A block of data:

►

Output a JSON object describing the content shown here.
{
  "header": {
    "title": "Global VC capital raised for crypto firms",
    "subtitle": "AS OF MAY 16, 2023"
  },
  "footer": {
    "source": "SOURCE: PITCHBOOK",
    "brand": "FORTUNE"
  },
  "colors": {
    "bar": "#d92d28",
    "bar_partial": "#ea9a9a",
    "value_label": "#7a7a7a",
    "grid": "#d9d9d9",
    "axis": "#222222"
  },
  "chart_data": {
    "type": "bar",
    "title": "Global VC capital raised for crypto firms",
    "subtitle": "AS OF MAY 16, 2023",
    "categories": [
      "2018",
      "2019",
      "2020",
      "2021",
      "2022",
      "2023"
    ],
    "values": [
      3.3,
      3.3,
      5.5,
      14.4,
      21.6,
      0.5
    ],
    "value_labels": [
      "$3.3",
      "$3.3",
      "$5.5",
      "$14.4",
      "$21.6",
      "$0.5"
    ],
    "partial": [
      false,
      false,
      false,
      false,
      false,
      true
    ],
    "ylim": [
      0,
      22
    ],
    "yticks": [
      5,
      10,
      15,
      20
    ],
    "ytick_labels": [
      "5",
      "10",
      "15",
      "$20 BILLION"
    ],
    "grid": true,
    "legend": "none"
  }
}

◄

What you will do:
Print the whole listing exactly as it is.

Expected answer:
Output a JSON object describing the content shown here.
{
  "header": {
    "title": "Global VC capital raised for crypto firms",
    "subtitle": "AS OF MAY 16, 2023"
  },
  "footer": {
    "source": "SOURCE: PITCHBOOK",
    "brand": "FORTUNE"
  },
  "colors": {
    "bar": "#d92d28",
    "bar_partial": "#ea9a9a",
    "value_label": "#7a7a7a",
    "grid": "#d9d9d9",
    "axis": "#222222"
  },
  "chart_data": {
    "type": "bar",
    "title": "Global VC capital raised for crypto firms",
    "subtitle": "AS OF MAY 16, 2023",
    "categories": [
      "2018",
      "2019",
      "2020",
      "2021",
      "2022",
      "2023"
    ],
    "values": [
      3.3,
      3.3,
      5.5,
      14.4,
      21.6,
      0.5
    ],
    "value_labels": [
      "$3.3",
      "$3.3",
      "$5.5",
      "$14.4",
      "$21.6",
      "$0.5"
    ],
    "partial": [
      false,
      false,
      false,
      false,
      false,
      true
    ],
    "ylim": [
      0,
      22
    ],
    "yticks": [
      5,
      10,
      15,
      20
    ],
    "ytick_labels": [
      "5",
      "10",
      "15",
      "$20 BILLION"
    ],
    "grid": true,
    "legend": "none"
  }
}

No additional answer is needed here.